Instructions for the task:
In the listing below, find every line with the string "ylabel" and pull it out.

====================

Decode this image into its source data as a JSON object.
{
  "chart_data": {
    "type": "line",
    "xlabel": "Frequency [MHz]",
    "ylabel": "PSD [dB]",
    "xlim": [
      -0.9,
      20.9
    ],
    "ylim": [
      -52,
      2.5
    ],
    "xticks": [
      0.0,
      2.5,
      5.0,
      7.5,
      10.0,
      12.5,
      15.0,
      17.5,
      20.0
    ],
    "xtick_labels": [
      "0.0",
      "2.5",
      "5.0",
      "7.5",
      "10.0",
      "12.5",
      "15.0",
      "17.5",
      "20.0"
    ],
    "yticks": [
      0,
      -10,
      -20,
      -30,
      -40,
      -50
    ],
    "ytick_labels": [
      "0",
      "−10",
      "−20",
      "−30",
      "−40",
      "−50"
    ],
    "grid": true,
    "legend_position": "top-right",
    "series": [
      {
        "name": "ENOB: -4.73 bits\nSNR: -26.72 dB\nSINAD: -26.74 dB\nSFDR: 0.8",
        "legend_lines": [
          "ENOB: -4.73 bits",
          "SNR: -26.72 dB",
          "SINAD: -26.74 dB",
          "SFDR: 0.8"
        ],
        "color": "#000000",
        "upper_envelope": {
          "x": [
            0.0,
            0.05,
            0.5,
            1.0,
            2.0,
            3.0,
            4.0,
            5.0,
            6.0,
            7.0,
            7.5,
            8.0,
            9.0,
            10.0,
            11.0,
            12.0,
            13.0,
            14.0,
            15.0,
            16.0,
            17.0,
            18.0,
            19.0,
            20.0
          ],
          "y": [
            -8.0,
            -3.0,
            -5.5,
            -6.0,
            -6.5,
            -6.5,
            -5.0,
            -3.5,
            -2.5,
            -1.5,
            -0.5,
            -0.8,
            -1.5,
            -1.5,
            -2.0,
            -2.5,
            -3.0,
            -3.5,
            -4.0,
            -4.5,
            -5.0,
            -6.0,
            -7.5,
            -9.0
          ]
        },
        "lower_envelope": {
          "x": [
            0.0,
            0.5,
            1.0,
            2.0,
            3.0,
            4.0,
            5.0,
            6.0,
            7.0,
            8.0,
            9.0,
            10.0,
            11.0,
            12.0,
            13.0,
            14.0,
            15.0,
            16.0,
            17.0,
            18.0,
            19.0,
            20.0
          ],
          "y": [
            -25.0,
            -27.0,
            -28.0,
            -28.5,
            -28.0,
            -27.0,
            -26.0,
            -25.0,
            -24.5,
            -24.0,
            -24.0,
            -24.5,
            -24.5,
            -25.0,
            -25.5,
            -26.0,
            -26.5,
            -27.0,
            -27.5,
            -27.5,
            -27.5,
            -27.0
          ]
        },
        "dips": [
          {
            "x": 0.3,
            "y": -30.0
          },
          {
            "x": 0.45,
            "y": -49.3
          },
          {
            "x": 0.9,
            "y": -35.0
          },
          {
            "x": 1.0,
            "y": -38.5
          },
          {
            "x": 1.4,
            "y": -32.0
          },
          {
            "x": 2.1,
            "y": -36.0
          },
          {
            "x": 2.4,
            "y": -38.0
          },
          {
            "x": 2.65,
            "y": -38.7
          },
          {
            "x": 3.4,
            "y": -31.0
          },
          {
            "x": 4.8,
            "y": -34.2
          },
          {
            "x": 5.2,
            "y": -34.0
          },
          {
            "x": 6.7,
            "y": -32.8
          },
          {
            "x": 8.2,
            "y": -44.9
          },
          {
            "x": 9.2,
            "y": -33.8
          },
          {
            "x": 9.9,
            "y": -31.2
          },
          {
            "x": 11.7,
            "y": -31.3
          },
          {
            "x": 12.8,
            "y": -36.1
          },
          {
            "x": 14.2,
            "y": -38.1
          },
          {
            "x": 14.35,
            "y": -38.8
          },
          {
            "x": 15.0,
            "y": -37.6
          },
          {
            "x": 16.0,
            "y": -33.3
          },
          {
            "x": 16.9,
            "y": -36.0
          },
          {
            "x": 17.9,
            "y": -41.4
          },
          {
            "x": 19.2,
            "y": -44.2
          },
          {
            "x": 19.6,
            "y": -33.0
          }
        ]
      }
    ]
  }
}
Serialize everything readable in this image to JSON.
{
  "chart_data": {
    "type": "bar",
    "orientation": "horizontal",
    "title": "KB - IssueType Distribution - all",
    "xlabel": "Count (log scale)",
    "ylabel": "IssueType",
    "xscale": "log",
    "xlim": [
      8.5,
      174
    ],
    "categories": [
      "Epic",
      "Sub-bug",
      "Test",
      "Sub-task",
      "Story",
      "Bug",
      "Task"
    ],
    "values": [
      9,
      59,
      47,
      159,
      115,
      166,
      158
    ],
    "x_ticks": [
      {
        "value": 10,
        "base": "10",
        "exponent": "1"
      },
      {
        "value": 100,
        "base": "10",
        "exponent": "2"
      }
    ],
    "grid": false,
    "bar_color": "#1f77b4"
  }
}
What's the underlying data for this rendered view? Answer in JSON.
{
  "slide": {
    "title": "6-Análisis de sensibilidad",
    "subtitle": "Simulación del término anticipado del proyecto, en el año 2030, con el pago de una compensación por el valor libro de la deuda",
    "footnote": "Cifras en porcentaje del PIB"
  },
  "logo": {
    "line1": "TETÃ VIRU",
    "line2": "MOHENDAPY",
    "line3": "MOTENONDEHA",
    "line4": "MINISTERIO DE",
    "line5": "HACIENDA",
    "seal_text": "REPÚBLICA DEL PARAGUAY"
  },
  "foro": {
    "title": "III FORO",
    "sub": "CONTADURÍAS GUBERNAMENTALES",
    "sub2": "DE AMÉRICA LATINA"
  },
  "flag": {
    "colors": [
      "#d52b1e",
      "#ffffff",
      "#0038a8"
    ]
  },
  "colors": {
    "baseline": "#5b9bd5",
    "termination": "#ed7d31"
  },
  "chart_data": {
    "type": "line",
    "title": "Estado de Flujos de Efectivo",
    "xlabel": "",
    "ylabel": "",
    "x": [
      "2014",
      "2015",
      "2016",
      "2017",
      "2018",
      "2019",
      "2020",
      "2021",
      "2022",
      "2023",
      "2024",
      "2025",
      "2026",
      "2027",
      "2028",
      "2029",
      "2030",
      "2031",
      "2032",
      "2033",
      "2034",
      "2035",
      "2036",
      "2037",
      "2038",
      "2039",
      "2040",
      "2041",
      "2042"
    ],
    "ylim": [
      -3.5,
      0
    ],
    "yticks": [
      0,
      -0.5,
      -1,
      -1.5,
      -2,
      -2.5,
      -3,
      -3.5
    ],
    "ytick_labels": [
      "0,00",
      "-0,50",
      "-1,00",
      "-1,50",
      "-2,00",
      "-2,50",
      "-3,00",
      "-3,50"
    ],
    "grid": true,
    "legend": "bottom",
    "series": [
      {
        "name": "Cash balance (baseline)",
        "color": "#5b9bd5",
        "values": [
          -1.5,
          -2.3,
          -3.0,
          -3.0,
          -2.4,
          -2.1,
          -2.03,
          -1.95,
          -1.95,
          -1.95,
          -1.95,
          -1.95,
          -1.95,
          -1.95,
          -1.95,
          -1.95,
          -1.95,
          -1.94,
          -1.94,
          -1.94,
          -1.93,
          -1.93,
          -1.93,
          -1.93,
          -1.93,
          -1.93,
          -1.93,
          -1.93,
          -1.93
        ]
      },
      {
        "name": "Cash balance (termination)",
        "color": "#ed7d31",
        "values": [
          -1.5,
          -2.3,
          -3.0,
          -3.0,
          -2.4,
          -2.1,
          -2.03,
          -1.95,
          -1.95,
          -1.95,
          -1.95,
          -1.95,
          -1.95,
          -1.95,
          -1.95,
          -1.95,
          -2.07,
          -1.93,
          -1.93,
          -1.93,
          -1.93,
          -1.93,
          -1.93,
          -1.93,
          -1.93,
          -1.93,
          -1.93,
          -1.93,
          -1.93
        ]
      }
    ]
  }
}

====================

Solution:
    "ylabel": "PSD [dB]",
    "ylabel": "IssueType",
    "ylabel": "",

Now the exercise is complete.